— Begin MATERIAL PROVIDED —

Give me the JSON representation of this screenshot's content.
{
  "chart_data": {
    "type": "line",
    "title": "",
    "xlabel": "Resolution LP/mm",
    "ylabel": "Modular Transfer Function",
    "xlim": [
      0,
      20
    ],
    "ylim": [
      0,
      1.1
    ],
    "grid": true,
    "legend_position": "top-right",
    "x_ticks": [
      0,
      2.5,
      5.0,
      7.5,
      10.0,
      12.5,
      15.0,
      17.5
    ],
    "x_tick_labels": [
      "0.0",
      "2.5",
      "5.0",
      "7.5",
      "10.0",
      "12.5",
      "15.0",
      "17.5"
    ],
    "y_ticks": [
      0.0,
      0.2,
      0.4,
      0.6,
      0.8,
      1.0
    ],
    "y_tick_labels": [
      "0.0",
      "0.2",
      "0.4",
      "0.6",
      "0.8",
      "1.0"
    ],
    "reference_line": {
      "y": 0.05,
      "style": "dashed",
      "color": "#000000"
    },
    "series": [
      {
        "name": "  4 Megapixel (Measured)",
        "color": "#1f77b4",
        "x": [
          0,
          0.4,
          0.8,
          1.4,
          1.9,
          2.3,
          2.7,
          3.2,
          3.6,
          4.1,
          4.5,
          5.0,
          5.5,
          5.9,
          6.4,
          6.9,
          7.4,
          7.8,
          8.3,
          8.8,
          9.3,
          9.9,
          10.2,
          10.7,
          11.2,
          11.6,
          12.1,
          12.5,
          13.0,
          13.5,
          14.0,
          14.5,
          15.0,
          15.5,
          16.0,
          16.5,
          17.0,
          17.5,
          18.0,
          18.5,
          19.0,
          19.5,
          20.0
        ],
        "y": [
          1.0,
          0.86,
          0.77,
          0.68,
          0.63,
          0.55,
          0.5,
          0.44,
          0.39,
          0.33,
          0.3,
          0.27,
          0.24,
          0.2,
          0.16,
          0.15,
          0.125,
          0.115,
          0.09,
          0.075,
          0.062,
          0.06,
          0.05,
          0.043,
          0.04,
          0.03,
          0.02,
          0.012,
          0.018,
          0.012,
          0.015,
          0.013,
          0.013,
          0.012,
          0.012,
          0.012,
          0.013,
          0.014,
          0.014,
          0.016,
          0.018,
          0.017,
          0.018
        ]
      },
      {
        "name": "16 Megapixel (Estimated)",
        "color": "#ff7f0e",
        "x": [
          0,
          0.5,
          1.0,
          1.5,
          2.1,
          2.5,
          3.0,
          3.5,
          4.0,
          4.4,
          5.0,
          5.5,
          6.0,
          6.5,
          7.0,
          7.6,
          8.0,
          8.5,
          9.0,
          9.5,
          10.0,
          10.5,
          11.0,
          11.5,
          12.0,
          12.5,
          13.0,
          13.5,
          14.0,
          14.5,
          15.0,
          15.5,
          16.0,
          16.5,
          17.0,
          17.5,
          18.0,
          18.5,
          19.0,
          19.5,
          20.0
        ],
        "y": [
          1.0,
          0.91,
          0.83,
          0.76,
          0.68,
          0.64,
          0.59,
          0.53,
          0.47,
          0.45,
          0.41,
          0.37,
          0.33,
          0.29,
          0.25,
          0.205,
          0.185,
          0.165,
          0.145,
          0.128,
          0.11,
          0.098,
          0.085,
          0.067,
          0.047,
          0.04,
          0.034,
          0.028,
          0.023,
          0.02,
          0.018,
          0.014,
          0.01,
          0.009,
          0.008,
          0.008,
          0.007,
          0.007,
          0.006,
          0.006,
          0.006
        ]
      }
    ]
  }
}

— End MATERIAL PROVIDED —

▸ **DIRECTION**: Go through the entries above and copy every line containing "color".

▸ **THE OUTPUT**:
      "color": "#000000"
        "color": "#1f77b4",
        "color": "#ff7f0e",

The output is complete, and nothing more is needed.